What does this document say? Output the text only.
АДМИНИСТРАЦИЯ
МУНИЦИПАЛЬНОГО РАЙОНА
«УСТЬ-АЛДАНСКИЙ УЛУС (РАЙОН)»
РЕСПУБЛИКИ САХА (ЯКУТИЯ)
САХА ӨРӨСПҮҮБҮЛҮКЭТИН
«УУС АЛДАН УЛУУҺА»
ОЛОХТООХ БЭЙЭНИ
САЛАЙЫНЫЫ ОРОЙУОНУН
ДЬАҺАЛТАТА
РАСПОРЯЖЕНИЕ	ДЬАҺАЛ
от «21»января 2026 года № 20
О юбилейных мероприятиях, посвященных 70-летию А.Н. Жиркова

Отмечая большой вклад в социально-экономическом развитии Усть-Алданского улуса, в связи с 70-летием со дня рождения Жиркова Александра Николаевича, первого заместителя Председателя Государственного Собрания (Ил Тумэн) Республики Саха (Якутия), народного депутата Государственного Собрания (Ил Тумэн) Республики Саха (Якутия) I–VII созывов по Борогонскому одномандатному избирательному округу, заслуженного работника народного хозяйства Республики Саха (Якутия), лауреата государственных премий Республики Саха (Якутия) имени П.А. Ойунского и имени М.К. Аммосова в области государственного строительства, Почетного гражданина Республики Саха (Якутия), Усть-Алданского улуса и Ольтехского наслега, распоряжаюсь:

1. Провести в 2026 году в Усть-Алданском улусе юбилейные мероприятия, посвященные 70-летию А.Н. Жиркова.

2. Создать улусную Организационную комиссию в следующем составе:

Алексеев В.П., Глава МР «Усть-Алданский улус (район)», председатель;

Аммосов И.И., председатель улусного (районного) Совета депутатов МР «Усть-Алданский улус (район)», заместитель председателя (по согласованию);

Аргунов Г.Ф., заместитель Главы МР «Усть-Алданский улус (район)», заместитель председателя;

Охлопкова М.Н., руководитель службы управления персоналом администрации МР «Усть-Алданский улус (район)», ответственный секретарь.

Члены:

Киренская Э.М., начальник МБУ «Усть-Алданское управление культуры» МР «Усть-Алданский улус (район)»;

• Problem to solve
Copy all data exactly, start to finish.

• Response to the task
What does this document say? Output the text only.
АДМИНИСТРАЦИЯ
МУНИЦИПАЛЬНОГО РАЙОНА
«УСТЬ-АЛДАНСКИЙ УЛУС (РАЙОН)»
РЕСПУБЛИКИ САХА (ЯКУТИЯ)
САХА ӨРӨСПҮҮБҮЛҮКЭТИН
«УУС АЛДАН УЛУУҺА»
ОЛОХТООХ БЭЙЭНИ
САЛАЙЫНЫЫ ОРОЙУОНУН
ДЬАҺАЛТАТА
РАСПОРЯЖЕНИЕ	ДЬАҺАЛ
от «21»января 2026 года № 20
О юбилейных мероприятиях, посвященных 70-летию А.Н. Жиркова

Отмечая большой вклад в социально-экономическом развитии Усть-Алданского улуса, в связи с 70-летием со дня рождения Жиркова Александра Николаевича, первого заместителя Председателя Государственного Собрания (Ил Тумэн) Республики Саха (Якутия), народного депутата Государственного Собрания (Ил Тумэн) Республики Саха (Якутия) I–VII созывов по Борогонскому одномандатному избирательному округу, заслуженного работника народного хозяйства Республики Саха (Якутия), лауреата государственных премий Республики Саха (Якутия) имени П.А. Ойунского и имени М.К. Аммосова в области государственного строительства, Почетного гражданина Республики Саха (Якутия), Усть-Алданского улуса и Ольтехского наслега, распоряжаюсь:

1. Провести в 2026 году в Усть-Алданском улусе юбилейные мероприятия, посвященные 70-летию А.Н. Жиркова.

2. Создать улусную Организационную комиссию в следующем составе:

Алексеев В.П., Глава МР «Усть-Алданский улус (район)», председатель;

Аммосов И.И., председатель улусного (районного) Совета депутатов МР «Усть-Алданский улус (район)», заместитель председателя (по согласованию);

Аргунов Г.Ф., заместитель Главы МР «Усть-Алданский улус (район)», заместитель председателя;

Охлопкова М.Н., руководитель службы управления персоналом администрации МР «Усть-Алданский улус (район)», ответственный секретарь.

Члены:

Киренская Э.М., начальник МБУ «Усть-Алданское управление культуры» МР «Усть-Алданский улус (район)»;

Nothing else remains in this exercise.